#### Supplied data

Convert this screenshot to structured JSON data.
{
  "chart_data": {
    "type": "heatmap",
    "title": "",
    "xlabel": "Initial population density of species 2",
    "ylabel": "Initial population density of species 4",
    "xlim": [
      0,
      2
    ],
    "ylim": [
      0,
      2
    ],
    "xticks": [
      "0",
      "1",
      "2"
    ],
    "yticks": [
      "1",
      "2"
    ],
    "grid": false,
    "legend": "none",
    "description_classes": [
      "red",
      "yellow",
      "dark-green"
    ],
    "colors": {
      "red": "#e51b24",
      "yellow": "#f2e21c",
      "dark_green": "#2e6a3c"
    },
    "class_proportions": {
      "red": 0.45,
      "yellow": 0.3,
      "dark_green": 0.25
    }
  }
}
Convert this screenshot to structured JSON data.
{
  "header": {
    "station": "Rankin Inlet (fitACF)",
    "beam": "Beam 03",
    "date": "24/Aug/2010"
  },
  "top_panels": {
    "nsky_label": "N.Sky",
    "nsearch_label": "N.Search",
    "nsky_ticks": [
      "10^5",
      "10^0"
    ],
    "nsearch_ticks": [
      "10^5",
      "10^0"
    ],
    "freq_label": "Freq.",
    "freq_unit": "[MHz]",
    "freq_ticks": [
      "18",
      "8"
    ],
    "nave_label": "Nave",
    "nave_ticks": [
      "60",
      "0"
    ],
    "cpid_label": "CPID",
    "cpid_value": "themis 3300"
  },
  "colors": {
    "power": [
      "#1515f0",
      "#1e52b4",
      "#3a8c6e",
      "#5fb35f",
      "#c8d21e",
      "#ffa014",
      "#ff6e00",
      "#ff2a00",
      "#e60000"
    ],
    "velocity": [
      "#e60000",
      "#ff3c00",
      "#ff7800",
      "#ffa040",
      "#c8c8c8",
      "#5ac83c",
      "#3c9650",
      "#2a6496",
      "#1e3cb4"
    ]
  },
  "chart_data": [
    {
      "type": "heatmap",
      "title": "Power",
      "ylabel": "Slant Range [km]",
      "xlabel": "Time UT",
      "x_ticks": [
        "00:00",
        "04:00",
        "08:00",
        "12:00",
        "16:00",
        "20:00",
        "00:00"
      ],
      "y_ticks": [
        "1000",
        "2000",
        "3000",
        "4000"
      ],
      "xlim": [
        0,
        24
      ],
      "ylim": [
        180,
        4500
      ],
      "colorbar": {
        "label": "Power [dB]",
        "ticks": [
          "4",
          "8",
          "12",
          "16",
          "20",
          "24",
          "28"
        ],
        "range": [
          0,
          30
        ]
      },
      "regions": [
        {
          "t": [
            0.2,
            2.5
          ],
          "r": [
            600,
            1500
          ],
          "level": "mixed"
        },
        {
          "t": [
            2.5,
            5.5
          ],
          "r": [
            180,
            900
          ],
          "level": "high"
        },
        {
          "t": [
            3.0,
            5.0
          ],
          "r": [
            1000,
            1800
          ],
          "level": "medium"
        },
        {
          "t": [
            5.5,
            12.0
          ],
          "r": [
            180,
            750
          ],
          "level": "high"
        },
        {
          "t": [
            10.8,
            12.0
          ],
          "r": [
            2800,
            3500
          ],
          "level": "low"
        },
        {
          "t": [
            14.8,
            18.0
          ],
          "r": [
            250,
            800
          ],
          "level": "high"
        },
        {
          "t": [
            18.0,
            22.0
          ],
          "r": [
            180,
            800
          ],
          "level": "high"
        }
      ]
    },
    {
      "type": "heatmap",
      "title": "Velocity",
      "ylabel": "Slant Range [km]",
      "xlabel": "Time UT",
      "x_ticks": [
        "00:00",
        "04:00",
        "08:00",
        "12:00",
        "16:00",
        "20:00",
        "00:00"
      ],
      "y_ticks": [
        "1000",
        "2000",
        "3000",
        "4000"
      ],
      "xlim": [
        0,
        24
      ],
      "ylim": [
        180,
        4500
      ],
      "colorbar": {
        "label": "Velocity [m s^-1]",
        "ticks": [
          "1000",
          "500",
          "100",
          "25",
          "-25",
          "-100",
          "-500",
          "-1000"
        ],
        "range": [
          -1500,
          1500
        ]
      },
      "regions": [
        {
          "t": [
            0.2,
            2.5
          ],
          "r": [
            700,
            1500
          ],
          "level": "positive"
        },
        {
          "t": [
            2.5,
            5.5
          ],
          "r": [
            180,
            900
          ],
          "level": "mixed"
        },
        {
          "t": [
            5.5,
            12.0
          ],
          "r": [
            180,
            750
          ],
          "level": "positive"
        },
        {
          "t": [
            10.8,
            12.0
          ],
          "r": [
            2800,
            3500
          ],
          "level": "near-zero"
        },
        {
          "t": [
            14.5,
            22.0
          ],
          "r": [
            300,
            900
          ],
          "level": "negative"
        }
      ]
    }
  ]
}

########

* Short problem
Please output every record, keeping each line exact.

* Correct response
Convert this screenshot to structured JSON data.
{
  "chart_data": {
    "type": "heatmap",
    "title": "",
    "xlabel": "Initial population density of species 2",
    "ylabel": "Initial population density of species 4",
    "xlim": [
      0,
      2
    ],
    "ylim": [
      0,
      2
    ],
    "xticks": [
      "0",
      "1",
      "2"
    ],
    "yticks": [
      "1",
      "2"
    ],
    "grid": false,
    "legend": "none",
    "description_classes": [
      "red",
      "yellow",
      "dark-green"
    ],
    "colors": {
      "red": "#e51b24",
      "yellow": "#f2e21c",
      "dark_green": "#2e6a3c"
    },
    "class_proportions": {
      "red": 0.45,
      "yellow": 0.3,
      "dark_green": 0.25
    }
  }
}
Convert this screenshot to structured JSON data.
{
  "header": {
    "station": "Rankin Inlet (fitACF)",
    "beam": "Beam 03",
    "date": "24/Aug/2010"
  },
  "top_panels": {
    "nsky_label": "N.Sky",
    "nsearch_label": "N.Search",
    "nsky_ticks": [
      "10^5",
      "10^0"
    ],
    "nsearch_ticks": [
      "10^5",
      "10^0"
    ],
    "freq_label": "Freq.",
    "freq_unit": "[MHz]",
    "freq_ticks": [
      "18",
      "8"
    ],
    "nave_label": "Nave",
    "nave_ticks": [
      "60",
      "0"
    ],
    "cpid_label": "CPID",
    "cpid_value": "themis 3300"
  },
  "colors": {
    "power": [
      "#1515f0",
      "#1e52b4",
      "#3a8c6e",
      "#5fb35f",
      "#c8d21e",
      "#ffa014",
      "#ff6e00",
      "#ff2a00",
      "#e60000"
    ],
    "velocity": [
      "#e60000",
      "#ff3c00",
      "#ff7800",
      "#ffa040",
      "#c8c8c8",
      "#5ac83c",
      "#3c9650",
      "#2a6496",
      "#1e3cb4"
    ]
  },
  "chart_data": [
    {
      "type": "heatmap",
      "title": "Power",
      "ylabel": "Slant Range [km]",
      "xlabel": "Time UT",
      "x_ticks": [
        "00:00",
        "04:00",
        "08:00",
        "12:00",
        "16:00",
        "20:00",
        "00:00"
      ],
      "y_ticks": [
        "1000",
        "2000",
        "3000",
        "4000"
      ],
      "xlim": [
        0,
        24
      ],
      "ylim": [
        180,
        4500
      ],
      "colorbar": {
        "label": "Power [dB]",
        "ticks": [
          "4",
          "8",
          "12",
          "16",
          "20",
          "24",
          "28"
        ],
        "range": [
          0,
          30
        ]
      },
      "regions": [
        {
          "t": [
            0.2,
            2.5
          ],
          "r": [
            600,
            1500
          ],
          "level": "mixed"
        },
        {
          "t": [
            2.5,
            5.5
          ],
          "r": [
            180,
            900
          ],
          "level": "high"
        },
        {
          "t": [
            3.0,
            5.0
          ],
          "r": [
            1000,
            1800
          ],
          "level": "medium"
        },
        {
          "t": [
            5.5,
            12.0
          ],
          "r": [
            180,
            750
          ],
          "level": "high"
        },
        {
          "t": [
            10.8,
            12.0
          ],
          "r": [
            2800,
            3500
          ],
          "level": "low"
        },
        {
          "t": [
            14.8,
            18.0
          ],
          "r": [
            250,
            800
          ],
          "level": "high"
        },
        {
          "t": [
            18.0,
            22.0
          ],
          "r": [
            180,
            800
          ],
          "level": "high"
        }
      ]
    },
    {
      "type": "heatmap",
      "title": "Velocity",
      "ylabel": "Slant Range [km]",
      "xlabel": "Time UT",
      "x_ticks": [
        "00:00",
        "04:00",
        "08:00",
        "12:00",
        "16:00",
        "20:00",
        "00:00"
      ],
      "y_ticks": [
        "1000",
        "2000",
        "3000",
        "4000"
      ],
      "xlim": [
        0,
        24
      ],
      "ylim": [
        180,
        4500
      ],
      "colorbar": {
        "label": "Velocity [m s^-1]",
        "ticks": [
          "1000",
          "500",
          "100",
          "25",
          "-25",
          "-100",
          "-500",
          "-1000"
        ],
        "range": [
          -1500,
          1500
        ]
      },
      "regions": [
        {
          "t": [
            0.2,
            2.5
          ],
          "r": [
            700,
            1500
          ],
          "level": "positive"
        },
        {
          "t": [
            2.5,
            5.5
          ],
          "r": [
            180,
            900
          ],
          "level": "mixed"
        },
        {
          "t": [
            5.5,
            12.0
          ],
          "r": [
            180,
            750
          ],
          "level": "positive"
        },
        {
          "t": [
            10.8,
            12.0
          ],
          "r": [
            2800,
            3500
          ],
          "level": "near-zero"
        },
        {
          "t": [
            14.5,
            22.0
          ],
          "r": [
            300,
            900
          ],
          "level": "negative"
        }
      ]
    }
  ]
}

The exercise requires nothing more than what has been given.